Со скрипом отворилась дверь астраханской аптеки. Вошли два человека. Один, помоложе, с мрачным взглядом, в плаще и шляпе, присел на клеенчатый диван. Другой, гораздо старше, с волнистыми волосами, в очках, медленными шагами подошел к прилавку и попросил мази для заживления ран. Молодой фармацевт сочувственно осведомился о его заболевании.
— У меня, собственно, пролежни,— ответил покупатель.— Я три месяца был в дороге, почти без остановок.
Это было на другой день после переезда Н. Г. Чернышевского в Астрахань. Ему нужно было серьезно лечиться: в Вилюйске он питался, как и якуты, хлебом из древесной коры, с трудом передвигал ноги от авитаминоза, да еще дорога оставила свои следы.

ЗАДАЧИ И ЗАДАНИЯ>
1. Сколько времени покупатель, судя по отрывку о Чернышевском в Астрахани, провёл в дороге?
2. Продолжите отрывок о Чернышевском в Астрахани, начиная сразу после его последней фразы.
Строки, идущие дальше, — отдельный материал, с отрывком они не связаны.

ИСХОДНЫЕ МАТЕРИАЛЫ>
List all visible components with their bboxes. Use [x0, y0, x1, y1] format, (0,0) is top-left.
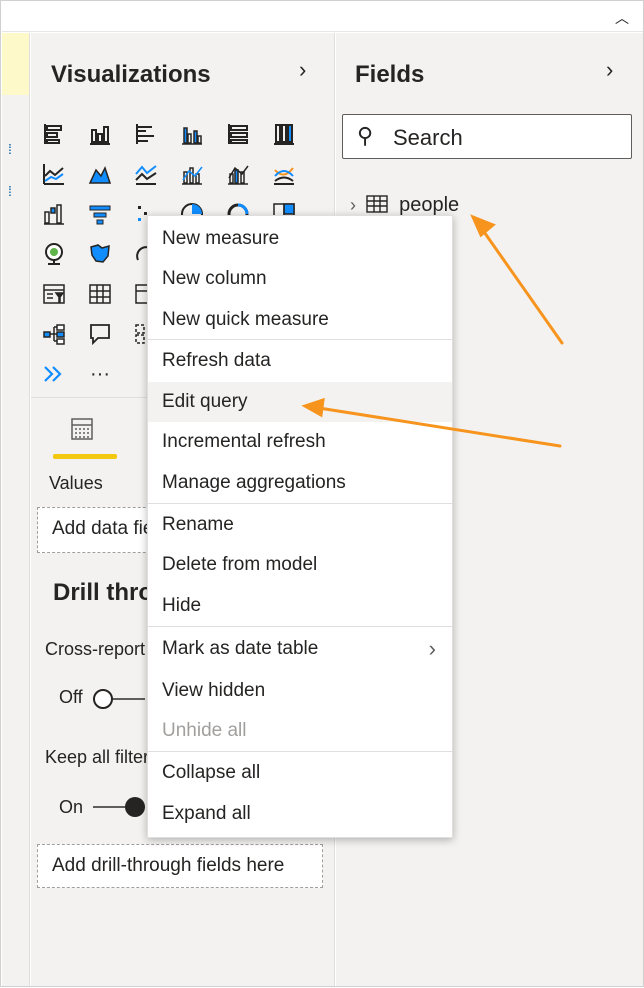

ОТВЕТЫ ПО ЗАДАНИЯМ>
1. Три месяца, почти без остановок.

2.
Молодой фармацевт Григорий Александрович Ларин скоро сделался постоянным собеседником и ‘молодым другом’, как его называл Николай Гаврилович. Они беседовали о литературе, иногда уходили за прилавок з темный чуланчик для разговора. А в аптеке в это время обязательно сидел второй посетитель — в плаще и шляпе. Он сопровождал ‘государственного преступника’ и входил вместе с ним, нисколько не стесняясь. Это был один из сыщиков, назначенных по указанию из Петербурга жандармским управлением для ‘негласного надзора’ за опасным человеком. Он был не один. На окраине города за Чернышевским по пятам ходил другой шпик, одетый под рабочего, а на пристани сидел третий на случай, чтобы Чернышевского не увезли морем из Астрахани и не переправили за границу. Из Петербурга на это дело были отпущены неслыханно большие средства.
Прошло два года, но слежка за Чернышевским не ослабла. Однажды на квартиру к нему нагрянула полиция. Были перерыты шкафы, сундуки и письменный стол. Ольга Сократовна не сдержала слез. Николай Гаврилович утешал ее и держался спокойно. На другой день его пригласили в жандармское управление. Там кроме полицейских чинов находился незнакомый человек.
— Так, значит, у Чернышевского в доме нелегальные собрания бывают? — спросили его.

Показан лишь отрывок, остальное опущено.